--- start Given records ---
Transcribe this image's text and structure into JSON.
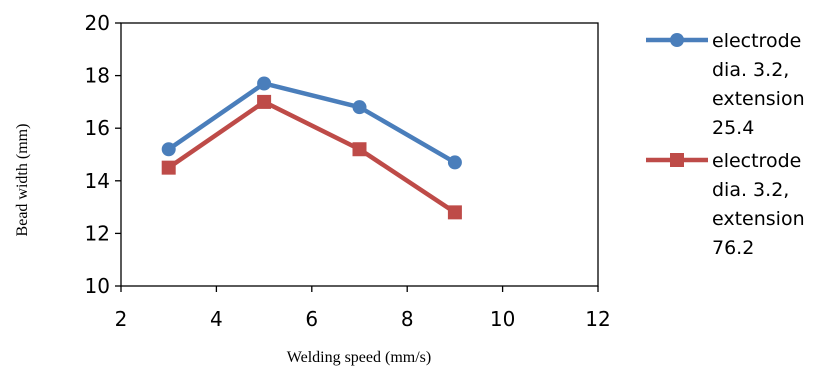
{
  "chart_data": {
    "type": "line",
    "title": "",
    "xlabel": "Welding speed (mm/s)",
    "ylabel": "Bead width (mm)",
    "xlim": [
      2,
      12
    ],
    "ylim": [
      10,
      20
    ],
    "x_ticks": [
      "2",
      "4",
      "6",
      "8",
      "10",
      "12"
    ],
    "y_ticks": [
      "10",
      "12",
      "14",
      "16",
      "18",
      "20"
    ],
    "grid": false,
    "legend_position": "right",
    "series": [
      {
        "name_lines": [
          "electrode",
          "dia. 3.2,",
          "extension",
          "25.4"
        ],
        "color": "#4a7ebb",
        "marker": "circle",
        "x": [
          3,
          5,
          7,
          9
        ],
        "y": [
          15.2,
          17.7,
          16.8,
          14.7
        ]
      },
      {
        "name_lines": [
          "electrode",
          "dia. 3.2,",
          "extension",
          "76.2"
        ],
        "color": "#be4b48",
        "marker": "square",
        "x": [
          3,
          5,
          7,
          9
        ],
        "y": [
          14.5,
          17.0,
          15.2,
          12.8
        ]
      }
    ]
  }
}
--- end Given records ---
Without including the pictures, return each record above exactly as it stands.

Transcribe this image's text and structure into JSON.
{
  "chart_data": {
    "type": "line",
    "title": "",
    "xlabel": "Welding speed (mm/s)",
    "ylabel": "Bead width (mm)",
    "xlim": [
      2,
      12
    ],
    "ylim": [
      10,
      20
    ],
    "x_ticks": [
      "2",
      "4",
      "6",
      "8",
      "10",
      "12"
    ],
    "y_ticks": [
      "10",
      "12",
      "14",
      "16",
      "18",
      "20"
    ],
    "grid": false,
    "legend_position": "right",
    "series": [
      {
        "name_lines": [
          "electrode",
          "dia. 3.2,",
          "extension",
          "25.4"
        ],
        "color": "#4a7ebb",
        "marker": "circle",
        "x": [
          3,
          5,
          7,
          9
        ],
        "y": [
          15.2,
          17.7,
          16.8,
          14.7
        ]
      },
      {
        "name_lines": [
          "electrode",
          "dia. 3.2,",
          "extension",
          "76.2"
        ],
        "color": "#be4b48",
        "marker": "square",
        "x": [
          3,
          5,
          7,
          9
        ],
        "y": [
          14.5,
          17.0,
          15.2,
          12.8
        ]
      }
    ]
  }
}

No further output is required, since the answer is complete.